[Begin DATA TO USE]

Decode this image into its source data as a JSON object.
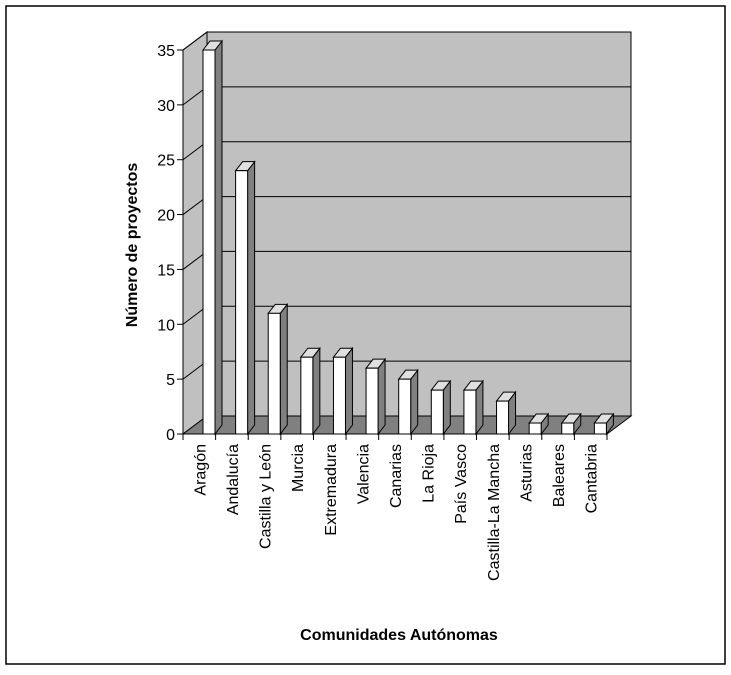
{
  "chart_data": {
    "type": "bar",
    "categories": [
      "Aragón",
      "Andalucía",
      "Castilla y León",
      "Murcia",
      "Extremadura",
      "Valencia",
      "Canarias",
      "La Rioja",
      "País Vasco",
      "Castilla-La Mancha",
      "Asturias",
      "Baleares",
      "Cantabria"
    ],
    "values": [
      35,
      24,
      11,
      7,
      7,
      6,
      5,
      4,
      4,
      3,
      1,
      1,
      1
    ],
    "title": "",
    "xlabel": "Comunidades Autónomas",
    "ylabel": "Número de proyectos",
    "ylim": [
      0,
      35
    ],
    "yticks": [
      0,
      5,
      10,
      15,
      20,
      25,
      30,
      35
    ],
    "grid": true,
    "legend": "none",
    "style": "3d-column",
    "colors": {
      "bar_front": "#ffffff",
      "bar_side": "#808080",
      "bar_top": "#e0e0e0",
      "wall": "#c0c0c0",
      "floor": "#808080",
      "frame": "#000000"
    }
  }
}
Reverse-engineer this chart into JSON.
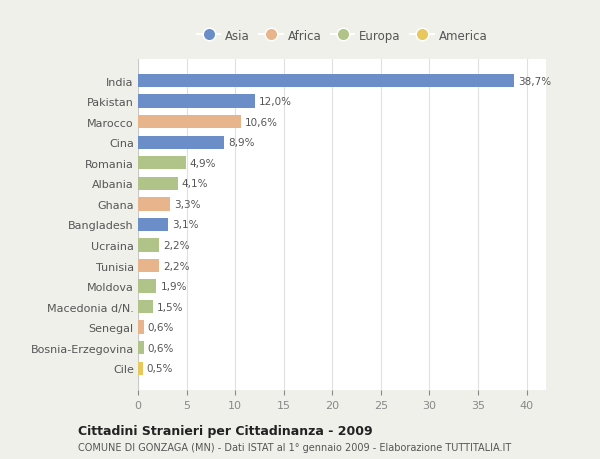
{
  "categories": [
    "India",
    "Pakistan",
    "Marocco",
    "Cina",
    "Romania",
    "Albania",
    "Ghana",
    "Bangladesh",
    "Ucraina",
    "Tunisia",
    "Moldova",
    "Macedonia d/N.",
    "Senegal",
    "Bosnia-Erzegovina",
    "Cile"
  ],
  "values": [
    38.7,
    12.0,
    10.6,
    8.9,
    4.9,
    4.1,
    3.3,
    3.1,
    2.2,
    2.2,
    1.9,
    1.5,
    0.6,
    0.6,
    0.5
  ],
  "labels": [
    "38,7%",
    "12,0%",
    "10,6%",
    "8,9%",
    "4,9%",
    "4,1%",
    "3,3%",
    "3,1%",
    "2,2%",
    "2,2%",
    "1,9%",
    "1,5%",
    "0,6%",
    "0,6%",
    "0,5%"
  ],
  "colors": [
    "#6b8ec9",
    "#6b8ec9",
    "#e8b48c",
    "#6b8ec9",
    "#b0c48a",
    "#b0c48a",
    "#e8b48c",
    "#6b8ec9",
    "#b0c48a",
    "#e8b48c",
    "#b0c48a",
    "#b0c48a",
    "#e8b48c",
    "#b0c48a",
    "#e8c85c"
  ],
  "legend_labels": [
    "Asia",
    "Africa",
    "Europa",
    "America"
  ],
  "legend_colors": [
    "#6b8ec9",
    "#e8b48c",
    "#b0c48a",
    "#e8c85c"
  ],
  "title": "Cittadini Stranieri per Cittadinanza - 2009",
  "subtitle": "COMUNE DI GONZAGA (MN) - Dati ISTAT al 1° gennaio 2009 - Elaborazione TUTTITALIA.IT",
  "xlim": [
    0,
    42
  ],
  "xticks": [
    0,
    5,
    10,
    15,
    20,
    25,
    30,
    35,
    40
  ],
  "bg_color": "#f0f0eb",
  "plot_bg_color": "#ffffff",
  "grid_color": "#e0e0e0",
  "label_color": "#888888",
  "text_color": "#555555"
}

[End DATA TO USE]
[Begin DATA TO USE]

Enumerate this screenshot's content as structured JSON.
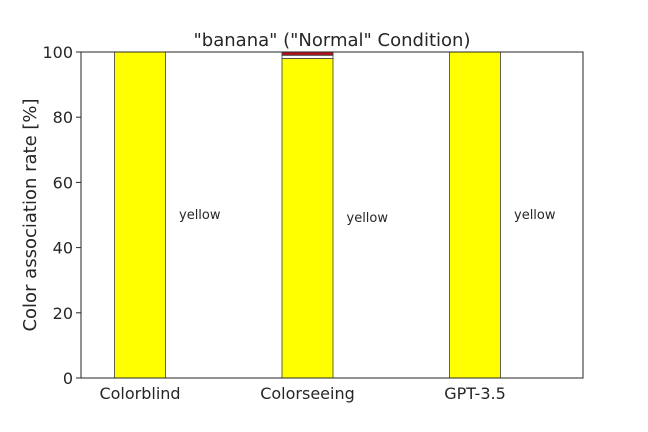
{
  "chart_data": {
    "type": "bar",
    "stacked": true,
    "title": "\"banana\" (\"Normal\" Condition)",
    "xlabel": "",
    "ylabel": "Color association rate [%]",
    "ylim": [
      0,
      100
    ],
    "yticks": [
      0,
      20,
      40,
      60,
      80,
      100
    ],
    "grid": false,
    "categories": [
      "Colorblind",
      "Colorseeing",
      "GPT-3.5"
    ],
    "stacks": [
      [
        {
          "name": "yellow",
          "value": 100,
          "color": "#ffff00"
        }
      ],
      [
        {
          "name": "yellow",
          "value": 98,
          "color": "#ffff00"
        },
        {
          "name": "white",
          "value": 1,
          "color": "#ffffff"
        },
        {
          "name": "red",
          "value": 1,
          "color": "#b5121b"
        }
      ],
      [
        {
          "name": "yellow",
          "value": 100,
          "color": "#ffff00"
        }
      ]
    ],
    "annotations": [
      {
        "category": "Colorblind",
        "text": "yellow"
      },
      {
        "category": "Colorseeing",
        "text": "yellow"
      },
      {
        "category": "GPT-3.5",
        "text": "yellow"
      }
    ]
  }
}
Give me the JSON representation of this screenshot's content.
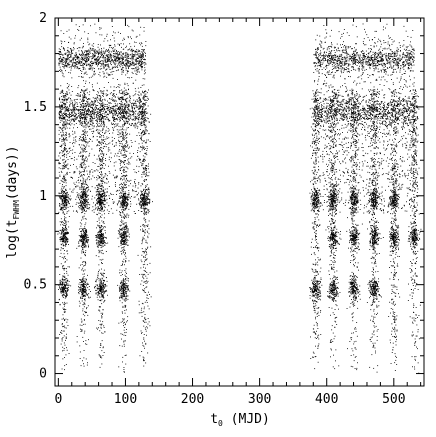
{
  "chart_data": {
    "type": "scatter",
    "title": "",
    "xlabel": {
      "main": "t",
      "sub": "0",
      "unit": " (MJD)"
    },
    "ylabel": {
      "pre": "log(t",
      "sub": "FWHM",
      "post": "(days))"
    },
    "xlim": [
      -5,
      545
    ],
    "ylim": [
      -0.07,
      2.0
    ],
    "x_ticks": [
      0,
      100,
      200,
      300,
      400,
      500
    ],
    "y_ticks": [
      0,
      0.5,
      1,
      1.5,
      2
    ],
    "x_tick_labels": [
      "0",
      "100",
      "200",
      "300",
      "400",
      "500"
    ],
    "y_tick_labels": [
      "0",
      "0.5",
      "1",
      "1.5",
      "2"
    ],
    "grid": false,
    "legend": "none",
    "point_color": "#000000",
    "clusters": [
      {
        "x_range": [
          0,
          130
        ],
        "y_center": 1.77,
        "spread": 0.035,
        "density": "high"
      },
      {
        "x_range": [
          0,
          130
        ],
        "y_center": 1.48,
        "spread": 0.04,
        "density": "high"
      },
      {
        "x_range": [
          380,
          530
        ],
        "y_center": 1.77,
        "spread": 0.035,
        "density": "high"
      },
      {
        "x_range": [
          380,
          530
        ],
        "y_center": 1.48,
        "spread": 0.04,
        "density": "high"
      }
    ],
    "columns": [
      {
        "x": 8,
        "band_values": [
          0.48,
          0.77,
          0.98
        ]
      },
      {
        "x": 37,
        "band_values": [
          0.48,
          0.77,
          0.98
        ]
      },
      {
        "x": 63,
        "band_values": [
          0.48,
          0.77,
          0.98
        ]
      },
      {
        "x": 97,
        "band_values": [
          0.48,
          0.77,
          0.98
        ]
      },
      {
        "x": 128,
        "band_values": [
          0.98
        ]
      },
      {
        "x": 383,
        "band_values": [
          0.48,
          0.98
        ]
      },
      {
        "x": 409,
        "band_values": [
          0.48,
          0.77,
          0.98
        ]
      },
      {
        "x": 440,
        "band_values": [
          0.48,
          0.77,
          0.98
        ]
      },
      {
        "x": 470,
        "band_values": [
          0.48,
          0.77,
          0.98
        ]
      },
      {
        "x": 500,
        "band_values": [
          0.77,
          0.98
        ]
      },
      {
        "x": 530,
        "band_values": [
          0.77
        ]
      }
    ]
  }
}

[End DATA TO USE]

# [OBJECTIVE]
Scan the listing above for the word "ffffff" and show each line where it is found.

# [RESULT OF THE TASK]
      "bar_front": "#ffffff",
  "plot_bg_color": "#ffffff",
          "color": "#ffffff"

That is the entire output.